## WHAT THIS TASK INVOLVES:
Each line of the listing that contains the word "ChineseStandard" is to be copied.
= = = = = = =
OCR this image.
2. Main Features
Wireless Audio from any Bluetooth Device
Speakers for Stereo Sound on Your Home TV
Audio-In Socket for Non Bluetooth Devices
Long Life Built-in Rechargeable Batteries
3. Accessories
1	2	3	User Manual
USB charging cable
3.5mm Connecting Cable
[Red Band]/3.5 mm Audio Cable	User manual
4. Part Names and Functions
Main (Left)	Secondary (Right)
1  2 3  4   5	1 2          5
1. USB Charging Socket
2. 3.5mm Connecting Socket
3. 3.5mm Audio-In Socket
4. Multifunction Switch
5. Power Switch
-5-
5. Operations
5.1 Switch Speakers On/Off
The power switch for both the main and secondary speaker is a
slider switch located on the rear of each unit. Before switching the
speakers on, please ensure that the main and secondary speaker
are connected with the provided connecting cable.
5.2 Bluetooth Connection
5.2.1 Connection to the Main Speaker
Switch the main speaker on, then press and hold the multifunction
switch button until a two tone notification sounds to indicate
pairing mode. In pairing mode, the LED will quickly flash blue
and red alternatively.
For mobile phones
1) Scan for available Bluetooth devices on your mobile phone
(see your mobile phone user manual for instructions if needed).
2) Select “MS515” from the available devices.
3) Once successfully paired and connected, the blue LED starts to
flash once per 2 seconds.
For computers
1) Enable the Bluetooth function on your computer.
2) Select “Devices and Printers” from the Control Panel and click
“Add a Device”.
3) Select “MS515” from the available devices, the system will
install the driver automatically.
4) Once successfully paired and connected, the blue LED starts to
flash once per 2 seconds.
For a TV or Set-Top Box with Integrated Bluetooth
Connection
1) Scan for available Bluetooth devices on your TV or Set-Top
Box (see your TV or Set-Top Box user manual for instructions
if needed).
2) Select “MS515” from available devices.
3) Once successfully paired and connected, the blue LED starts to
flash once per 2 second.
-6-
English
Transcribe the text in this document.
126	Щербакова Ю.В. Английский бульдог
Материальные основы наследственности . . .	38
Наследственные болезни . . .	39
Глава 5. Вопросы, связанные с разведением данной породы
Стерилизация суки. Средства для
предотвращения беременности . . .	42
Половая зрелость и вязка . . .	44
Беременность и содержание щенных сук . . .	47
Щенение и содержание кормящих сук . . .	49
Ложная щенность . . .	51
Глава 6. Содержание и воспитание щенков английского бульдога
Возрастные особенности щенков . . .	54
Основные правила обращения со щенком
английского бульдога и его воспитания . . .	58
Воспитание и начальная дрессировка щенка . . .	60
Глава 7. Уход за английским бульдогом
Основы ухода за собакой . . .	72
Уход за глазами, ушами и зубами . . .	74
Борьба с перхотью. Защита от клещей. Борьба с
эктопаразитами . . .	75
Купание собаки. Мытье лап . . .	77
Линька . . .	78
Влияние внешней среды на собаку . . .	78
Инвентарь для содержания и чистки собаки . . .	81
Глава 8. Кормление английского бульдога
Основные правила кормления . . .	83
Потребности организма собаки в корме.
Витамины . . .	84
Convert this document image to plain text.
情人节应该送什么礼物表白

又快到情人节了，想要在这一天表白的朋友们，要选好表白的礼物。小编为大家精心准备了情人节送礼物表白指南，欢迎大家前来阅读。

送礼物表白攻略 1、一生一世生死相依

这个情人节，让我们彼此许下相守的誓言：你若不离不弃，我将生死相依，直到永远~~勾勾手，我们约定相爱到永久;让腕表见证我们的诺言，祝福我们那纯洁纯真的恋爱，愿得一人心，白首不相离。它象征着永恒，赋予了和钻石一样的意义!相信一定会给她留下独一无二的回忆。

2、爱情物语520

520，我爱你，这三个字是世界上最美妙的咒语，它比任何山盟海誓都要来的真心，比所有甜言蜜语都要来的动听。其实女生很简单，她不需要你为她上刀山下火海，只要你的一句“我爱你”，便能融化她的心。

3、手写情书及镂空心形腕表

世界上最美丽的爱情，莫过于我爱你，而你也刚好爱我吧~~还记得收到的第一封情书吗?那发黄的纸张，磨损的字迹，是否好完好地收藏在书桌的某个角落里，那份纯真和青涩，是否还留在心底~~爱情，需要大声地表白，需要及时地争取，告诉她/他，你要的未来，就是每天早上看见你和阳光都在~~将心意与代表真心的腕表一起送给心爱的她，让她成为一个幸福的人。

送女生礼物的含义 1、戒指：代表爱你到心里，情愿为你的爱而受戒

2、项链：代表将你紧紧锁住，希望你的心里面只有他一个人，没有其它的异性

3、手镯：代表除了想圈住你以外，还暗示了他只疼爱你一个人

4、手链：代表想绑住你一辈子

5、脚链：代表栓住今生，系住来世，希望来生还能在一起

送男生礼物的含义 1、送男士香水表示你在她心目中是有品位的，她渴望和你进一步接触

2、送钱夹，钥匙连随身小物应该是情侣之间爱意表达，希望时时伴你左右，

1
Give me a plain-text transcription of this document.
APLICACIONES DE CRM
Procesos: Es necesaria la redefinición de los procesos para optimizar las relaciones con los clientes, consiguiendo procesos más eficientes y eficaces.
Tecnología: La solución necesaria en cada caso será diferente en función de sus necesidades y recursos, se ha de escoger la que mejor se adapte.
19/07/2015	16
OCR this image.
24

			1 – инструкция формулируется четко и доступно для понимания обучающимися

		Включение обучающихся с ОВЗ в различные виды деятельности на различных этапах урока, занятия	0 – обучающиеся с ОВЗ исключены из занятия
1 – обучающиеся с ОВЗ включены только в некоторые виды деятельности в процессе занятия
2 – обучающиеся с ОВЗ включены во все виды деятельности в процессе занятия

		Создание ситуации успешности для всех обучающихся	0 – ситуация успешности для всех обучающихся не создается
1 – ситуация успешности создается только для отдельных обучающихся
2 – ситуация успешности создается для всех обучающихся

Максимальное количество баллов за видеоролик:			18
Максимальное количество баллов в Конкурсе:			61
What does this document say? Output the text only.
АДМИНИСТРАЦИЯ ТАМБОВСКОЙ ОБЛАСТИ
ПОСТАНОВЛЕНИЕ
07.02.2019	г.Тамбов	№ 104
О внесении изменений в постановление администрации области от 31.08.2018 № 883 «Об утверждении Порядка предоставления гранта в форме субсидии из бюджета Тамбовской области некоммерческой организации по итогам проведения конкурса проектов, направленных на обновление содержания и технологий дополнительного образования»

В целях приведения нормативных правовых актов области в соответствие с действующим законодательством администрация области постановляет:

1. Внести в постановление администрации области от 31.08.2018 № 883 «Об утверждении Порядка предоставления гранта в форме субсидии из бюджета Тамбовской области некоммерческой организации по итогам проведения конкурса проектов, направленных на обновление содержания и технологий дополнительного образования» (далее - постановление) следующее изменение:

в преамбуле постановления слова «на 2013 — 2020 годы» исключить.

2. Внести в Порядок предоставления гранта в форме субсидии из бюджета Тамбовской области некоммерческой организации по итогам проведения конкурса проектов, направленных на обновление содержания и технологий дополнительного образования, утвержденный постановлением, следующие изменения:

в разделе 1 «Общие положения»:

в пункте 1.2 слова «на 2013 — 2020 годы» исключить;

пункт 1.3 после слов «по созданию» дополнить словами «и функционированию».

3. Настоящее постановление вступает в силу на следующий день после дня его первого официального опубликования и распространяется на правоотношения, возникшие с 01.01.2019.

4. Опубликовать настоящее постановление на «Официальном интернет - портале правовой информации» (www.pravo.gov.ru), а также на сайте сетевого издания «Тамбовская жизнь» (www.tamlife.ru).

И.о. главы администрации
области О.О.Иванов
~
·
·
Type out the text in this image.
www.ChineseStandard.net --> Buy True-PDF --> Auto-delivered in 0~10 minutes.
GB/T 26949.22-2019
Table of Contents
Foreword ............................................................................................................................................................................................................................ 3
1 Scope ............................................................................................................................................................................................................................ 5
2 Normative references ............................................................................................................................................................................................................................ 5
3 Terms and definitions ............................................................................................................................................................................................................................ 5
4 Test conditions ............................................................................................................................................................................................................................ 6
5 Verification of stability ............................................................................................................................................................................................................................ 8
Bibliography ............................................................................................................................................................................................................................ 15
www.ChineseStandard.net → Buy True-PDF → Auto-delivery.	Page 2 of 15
= = = = = = =
## EXERCISE RESULT:
www.ChineseStandard.net --> Buy True-PDF --> Auto-delivered in 0~10 minutes.
www.ChineseStandard.net → Buy True-PDF → Auto-delivery.	Page 2 of 15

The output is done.